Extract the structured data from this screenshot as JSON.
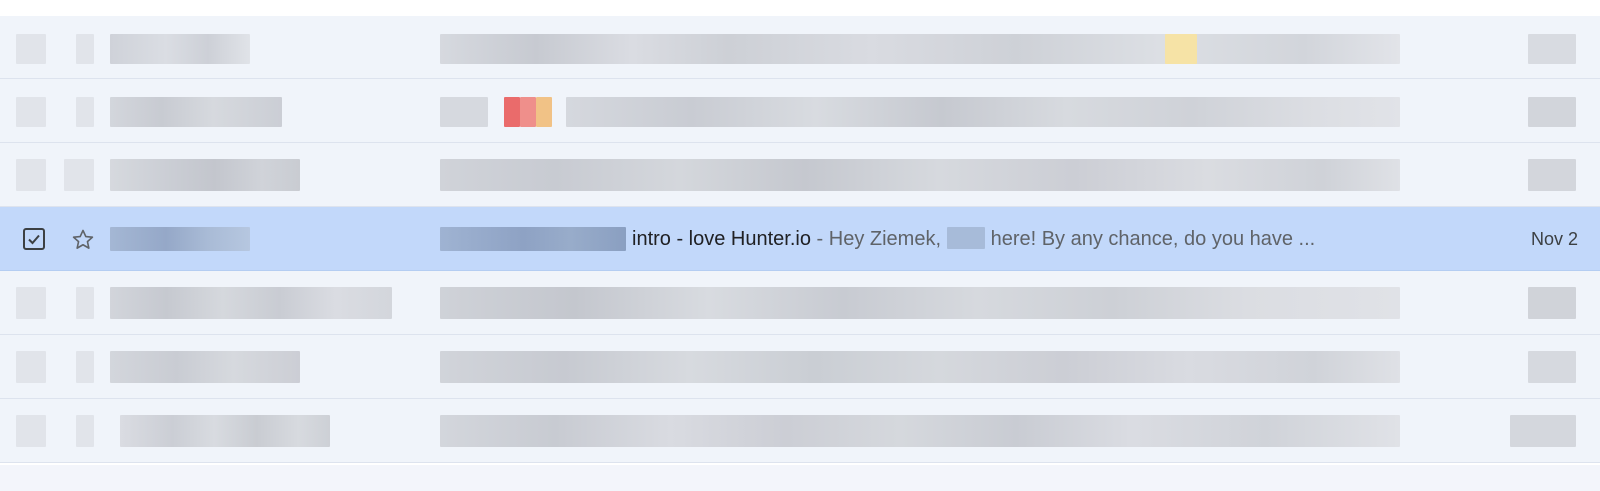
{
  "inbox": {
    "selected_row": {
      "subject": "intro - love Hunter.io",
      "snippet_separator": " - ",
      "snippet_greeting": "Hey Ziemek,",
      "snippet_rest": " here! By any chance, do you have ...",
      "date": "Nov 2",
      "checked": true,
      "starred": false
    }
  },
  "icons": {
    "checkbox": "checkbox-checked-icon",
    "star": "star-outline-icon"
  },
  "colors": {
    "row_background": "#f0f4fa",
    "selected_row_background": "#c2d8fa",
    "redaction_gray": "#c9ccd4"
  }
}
================
What to do:
Set the pictures aside and transcribe the data above exactly.

Correct response:
Extract the structured data from this screenshot as JSON.
{
  "inbox": {
    "selected_row": {
      "subject": "intro - love Hunter.io",
      "snippet_separator": " - ",
      "snippet_greeting": "Hey Ziemek,",
      "snippet_rest": " here! By any chance, do you have ...",
      "date": "Nov 2",
      "checked": true,
      "starred": false
    }
  },
  "icons": {
    "checkbox": "checkbox-checked-icon",
    "star": "star-outline-icon"
  },
  "colors": {
    "row_background": "#f0f4fa",
    "selected_row_background": "#c2d8fa",
    "redaction_gray": "#c9ccd4"
  }
}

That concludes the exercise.